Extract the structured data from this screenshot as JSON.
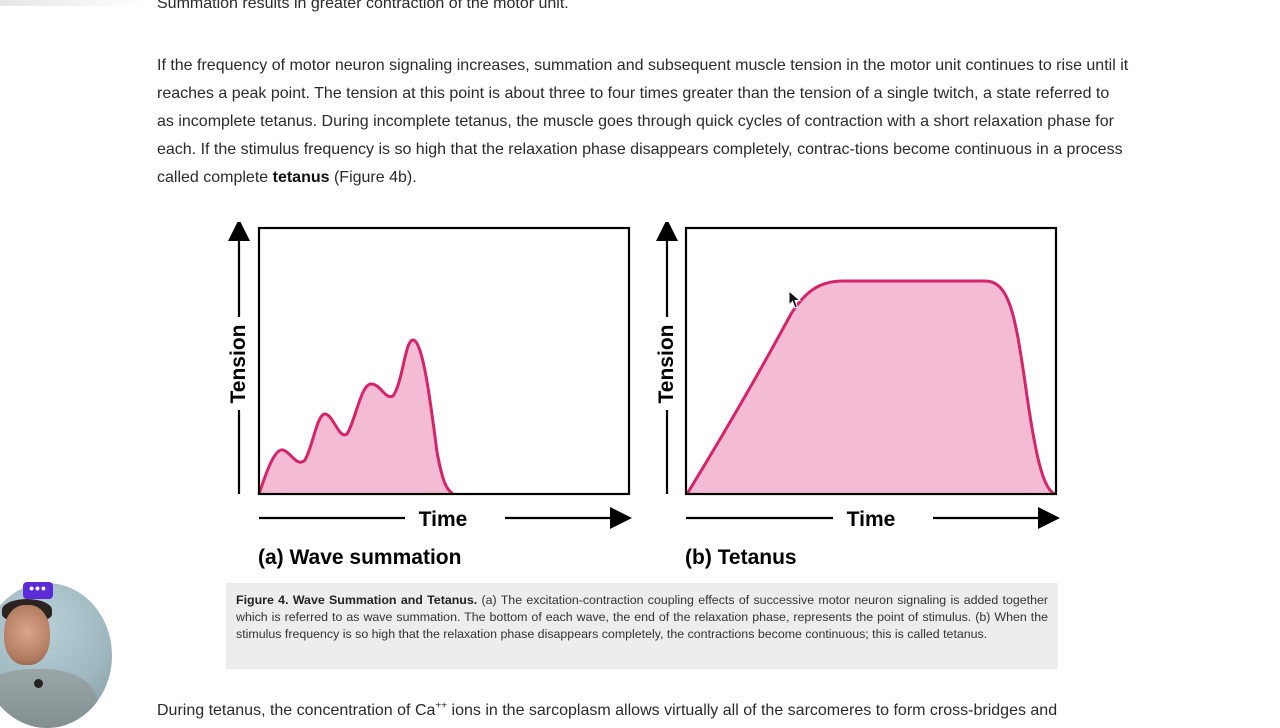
{
  "top_text": "Summation results in greater contraction of the motor unit.",
  "paragraph1": {
    "text_before_bold": "If the frequency of motor neuron signaling increases, summation and subsequent muscle tension in the motor unit continues to rise until it reaches a peak point. The tension at this point is about three to four times greater than the tension of a single twitch, a state referred to as incomplete tetanus. During incomplete tetanus, the muscle goes through quick cycles of contraction with a short relaxation phase for each. If the stimulus frequency is so high that the relaxation phase disappears completely, contrac-tions become continuous in a process called complete ",
    "bold": "tetanus",
    "text_after_bold": " (Figure 4b)."
  },
  "figure": {
    "panel_a": {
      "y_label": "Tension",
      "x_label": "Time",
      "title": "(a) Wave summation"
    },
    "panel_b": {
      "y_label": "Tension",
      "x_label": "Time",
      "title": "(b) Tetanus"
    },
    "curve_color": "#d6246b",
    "fill_color": "#f4bcd4"
  },
  "caption": {
    "title": "Figure 4. Wave Summation and Tetanus.",
    "body": " (a) The excitation-contraction coupling effects of successive motor neuron signaling is added together which is referred to as wave summation. The bottom of each wave, the end of the relaxation phase, represents the point of stimulus. (b) When the stimulus frequency is so high that the relaxation phase disappears completely, the contractions become continuous; this is called tetanus."
  },
  "paragraph2": {
    "before": "During tetanus, the concentration of Ca",
    "sup": "++",
    "after": " ions in the sarcoplasm allows virtually all of the sarcomeres to form cross-bridges and"
  },
  "webcam": {
    "menu_label": "•••"
  }
}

● ● ● ●

** THE REQUEST **
Search the entries for the word "title", then list each line that holds it.

** RESULT OF THE TASK **
      "title": "(a) Wave summation"
      "title": "(b) Tetanus"
    "title": "Figure 4. Wave Summation and Tetanus.",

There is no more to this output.